## DO THIS
Track down the lines that contain "XAUUSD" and copy them.

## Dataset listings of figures
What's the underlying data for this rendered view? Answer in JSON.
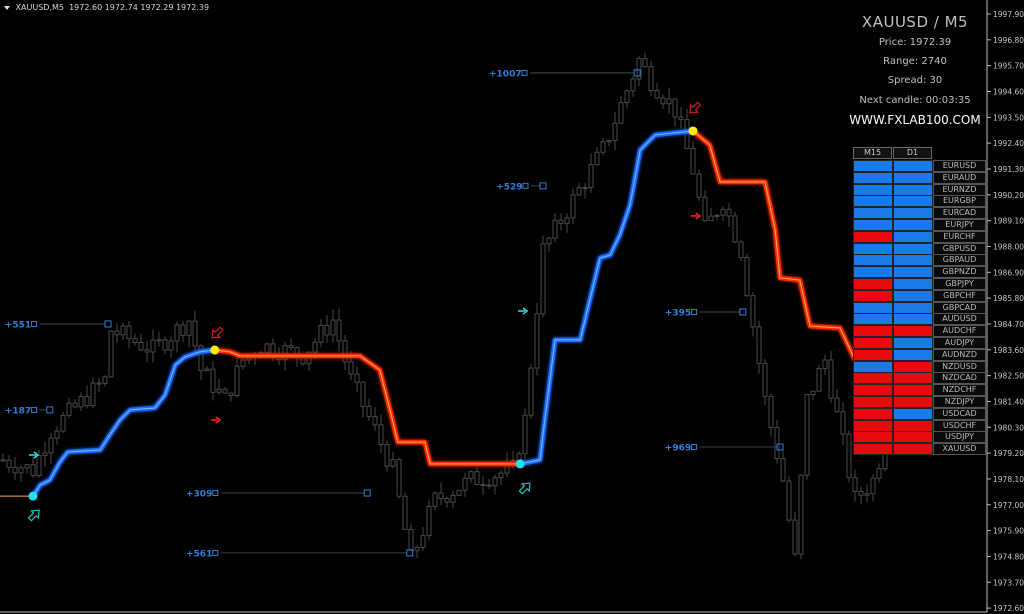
{
  "header": {
    "symbol_tf": "XAUUSD,M5",
    "ohlc": "1972.60 1972.74 1972.29 1972.39"
  },
  "panel": {
    "title": "XAUUSD  /  M5",
    "price": "Price: 1972.39",
    "range": "Range: 2740",
    "spread": "Spread: 30",
    "next_candle": "Next candle: 00:03:35",
    "website": "WWW.FXLAB100.COM",
    "columns": [
      "M15",
      "D1"
    ],
    "colors": {
      "up": "#1a7be8",
      "down": "#e80a0a"
    },
    "rows": [
      {
        "symbol": "EURUSD",
        "m15": "up",
        "d1": "up"
      },
      {
        "symbol": "EURAUD",
        "m15": "up",
        "d1": "up"
      },
      {
        "symbol": "EURNZD",
        "m15": "up",
        "d1": "up"
      },
      {
        "symbol": "EURGBP",
        "m15": "up",
        "d1": "up"
      },
      {
        "symbol": "EURCAD",
        "m15": "up",
        "d1": "up"
      },
      {
        "symbol": "EURJPY",
        "m15": "up",
        "d1": "up"
      },
      {
        "symbol": "EURCHF",
        "m15": "down",
        "d1": "up"
      },
      {
        "symbol": "GBPUSD",
        "m15": "up",
        "d1": "up"
      },
      {
        "symbol": "GBPAUD",
        "m15": "up",
        "d1": "up"
      },
      {
        "symbol": "GBPNZD",
        "m15": "up",
        "d1": "up"
      },
      {
        "symbol": "GBPJPY",
        "m15": "down",
        "d1": "up"
      },
      {
        "symbol": "GBPCHF",
        "m15": "down",
        "d1": "up"
      },
      {
        "symbol": "GBPCAD",
        "m15": "up",
        "d1": "up"
      },
      {
        "symbol": "AUDUSD",
        "m15": "up",
        "d1": "up"
      },
      {
        "symbol": "AUDCHF",
        "m15": "down",
        "d1": "down"
      },
      {
        "symbol": "AUDJPY",
        "m15": "down",
        "d1": "up"
      },
      {
        "symbol": "AUDNZD",
        "m15": "down",
        "d1": "up"
      },
      {
        "symbol": "NZDUSD",
        "m15": "up",
        "d1": "down"
      },
      {
        "symbol": "NZDCAD",
        "m15": "down",
        "d1": "down"
      },
      {
        "symbol": "NZDCHF",
        "m15": "down",
        "d1": "down"
      },
      {
        "symbol": "NZDJPY",
        "m15": "down",
        "d1": "down"
      },
      {
        "symbol": "USDCAD",
        "m15": "down",
        "d1": "up"
      },
      {
        "symbol": "USDCHF",
        "m15": "down",
        "d1": "down"
      },
      {
        "symbol": "USDJPY",
        "m15": "down",
        "d1": "down"
      },
      {
        "symbol": "XAUUSD",
        "m15": "down",
        "d1": "down"
      }
    ]
  },
  "chart_data": {
    "type": "candlestick",
    "price_axis": {
      "max": 1997.9,
      "min": 1972.6,
      "step": 1.1,
      "ticks": [
        "1997.90",
        "1996.80",
        "1995.70",
        "1994.60",
        "1993.50",
        "1992.40",
        "1991.30",
        "1990.20",
        "1989.10",
        "1988.00",
        "1986.90",
        "1985.80",
        "1984.70",
        "1983.60",
        "1982.50",
        "1981.40",
        "1980.30",
        "1979.20",
        "1978.10",
        "1977.00",
        "1975.90",
        "1974.80",
        "1973.70",
        "1972.60"
      ]
    },
    "colors": {
      "up_trend": "#1a6cff",
      "down_trend": "#ff2a00",
      "candle": "#4a4a4a",
      "label": "#2f7fd8"
    },
    "approx_price_path": [
      [
        0,
        1978.91
      ],
      [
        5,
        1978.48
      ],
      [
        8,
        1980.18
      ],
      [
        17,
        1982.31
      ],
      [
        18,
        1984.44
      ],
      [
        25,
        1983.59
      ],
      [
        31,
        1984.87
      ],
      [
        33,
        1982.74
      ],
      [
        37,
        1981.46
      ],
      [
        40,
        1983.17
      ],
      [
        43,
        1983.8
      ],
      [
        50,
        1983.38
      ],
      [
        55,
        1984.87
      ],
      [
        58,
        1982.31
      ],
      [
        62,
        1980.18
      ],
      [
        65,
        1978.48
      ],
      [
        68,
        1974.65
      ],
      [
        72,
        1977.2
      ],
      [
        78,
        1978.05
      ],
      [
        85,
        1978.48
      ],
      [
        87,
        1980.61
      ],
      [
        90,
        1987.85
      ],
      [
        93,
        1989.13
      ],
      [
        100,
        1992.11
      ],
      [
        106,
        1995.94
      ],
      [
        108,
        1995.09
      ],
      [
        112,
        1993.81
      ],
      [
        115,
        1991.26
      ],
      [
        117,
        1988.7
      ],
      [
        120,
        1989.98
      ],
      [
        123,
        1987.85
      ],
      [
        127,
        1981.46
      ],
      [
        130,
        1978.05
      ],
      [
        132,
        1974.65
      ],
      [
        134,
        1981.46
      ],
      [
        137,
        1983.17
      ],
      [
        142,
        1977.2
      ],
      [
        145,
        1978.05
      ],
      [
        147,
        1979.76
      ]
    ],
    "trend_line": [
      {
        "trend": "down",
        "points": [
          [
            0,
            1977.37
          ],
          [
            5.5,
            1977.37
          ]
        ]
      },
      {
        "trend": "up",
        "points": [
          [
            5.5,
            1977.37
          ],
          [
            6.7,
            1977.84
          ],
          [
            8.3,
            1978.05
          ],
          [
            10,
            1978.82
          ],
          [
            11.3,
            1979.25
          ],
          [
            16.7,
            1979.33
          ],
          [
            18.3,
            1979.97
          ],
          [
            20,
            1980.61
          ],
          [
            21.7,
            1981.04
          ],
          [
            25.8,
            1981.12
          ],
          [
            27.5,
            1981.67
          ],
          [
            29.2,
            1982.95
          ],
          [
            30.8,
            1983.29
          ],
          [
            33.3,
            1983.51
          ],
          [
            35.8,
            1983.59
          ]
        ]
      },
      {
        "trend": "down",
        "points": [
          [
            35.8,
            1983.59
          ],
          [
            38.3,
            1983.51
          ],
          [
            40,
            1983.34
          ],
          [
            60,
            1983.34
          ],
          [
            63.3,
            1982.74
          ],
          [
            65,
            1981.04
          ],
          [
            66.3,
            1979.67
          ],
          [
            70.8,
            1979.67
          ],
          [
            71.7,
            1978.74
          ],
          [
            86.7,
            1978.74
          ]
        ]
      },
      {
        "trend": "up",
        "points": [
          [
            86.7,
            1978.74
          ],
          [
            90,
            1978.91
          ],
          [
            90.8,
            1980.61
          ],
          [
            92.5,
            1984.02
          ],
          [
            96.7,
            1984.02
          ],
          [
            98.3,
            1985.72
          ],
          [
            100,
            1987.51
          ],
          [
            101.7,
            1987.64
          ],
          [
            103.3,
            1988.49
          ],
          [
            105,
            1989.77
          ],
          [
            106.7,
            1992.11
          ],
          [
            109.2,
            1992.75
          ],
          [
            115.5,
            1992.92
          ]
        ]
      },
      {
        "trend": "down",
        "points": [
          [
            115.5,
            1992.92
          ],
          [
            118.3,
            1992.32
          ],
          [
            120,
            1990.75
          ],
          [
            127.5,
            1990.75
          ],
          [
            129.2,
            1988.7
          ],
          [
            130,
            1986.66
          ],
          [
            133.3,
            1986.57
          ],
          [
            135,
            1984.61
          ],
          [
            140,
            1984.53
          ],
          [
            142.5,
            1983.17
          ]
        ]
      }
    ],
    "signal_dots": [
      {
        "type": "buy",
        "bar": 5.5,
        "price": 1977.37,
        "color": "#22e0f0"
      },
      {
        "type": "sell",
        "bar": 35.8,
        "price": 1983.59,
        "color": "#ffee00"
      },
      {
        "type": "buy",
        "bar": 86.7,
        "price": 1978.74,
        "color": "#22e0f0"
      },
      {
        "type": "sell",
        "bar": 115.5,
        "price": 1992.92,
        "color": "#ffee00"
      }
    ],
    "big_arrows": [
      {
        "type": "buy",
        "bar": 5.7,
        "price": 1976.56
      },
      {
        "type": "sell",
        "bar": 36.2,
        "price": 1984.32
      },
      {
        "type": "buy",
        "bar": 87.5,
        "price": 1977.71
      },
      {
        "type": "sell",
        "bar": 115.8,
        "price": 1993.9
      }
    ],
    "small_arrows": [
      {
        "type": "buy",
        "bar": 5.5,
        "price": 1979.12
      },
      {
        "type": "sell",
        "bar": 35.8,
        "price": 1980.61
      },
      {
        "type": "buy",
        "bar": 87,
        "price": 1985.25
      },
      {
        "type": "sell",
        "bar": 115.8,
        "price": 1989.3
      }
    ],
    "pip_labels": [
      {
        "text": "+551",
        "price": 1984.7,
        "from_bar": 0.8,
        "to_bar": 18
      },
      {
        "text": "+187",
        "price": 1981.04,
        "from_bar": 0.8,
        "to_bar": 8.3
      },
      {
        "text": "+309",
        "price": 1977.5,
        "from_bar": 31,
        "to_bar": 61.2
      },
      {
        "text": "+561",
        "price": 1974.95,
        "from_bar": 31,
        "to_bar": 68.3
      },
      {
        "text": "+1007",
        "price": 1995.39,
        "from_bar": 81.5,
        "to_bar": 106.2
      },
      {
        "text": "+529",
        "price": 1990.58,
        "from_bar": 82.7,
        "to_bar": 90.5
      },
      {
        "text": "+395",
        "price": 1985.21,
        "from_bar": 110.8,
        "to_bar": 123.8
      },
      {
        "text": "+969",
        "price": 1979.46,
        "from_bar": 110.8,
        "to_bar": 130
      }
    ]
  }
}
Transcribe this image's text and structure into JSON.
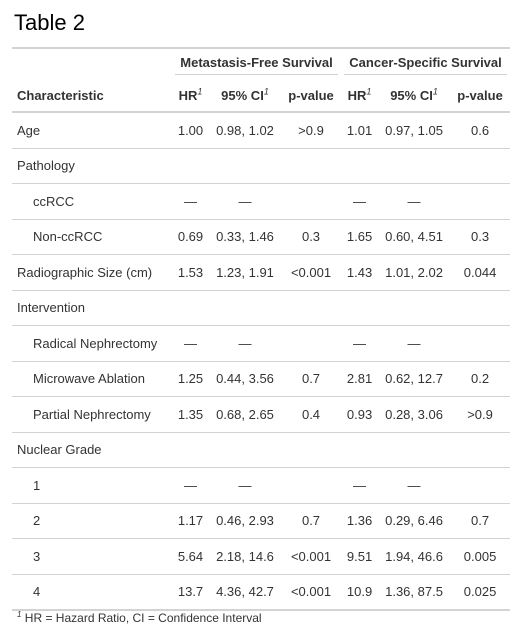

## TASK RESULT
    "symbol_tf": "XAUUSD,M5",
    "title": "XAUUSD  /  M5",
        "symbol": "XAUUSD",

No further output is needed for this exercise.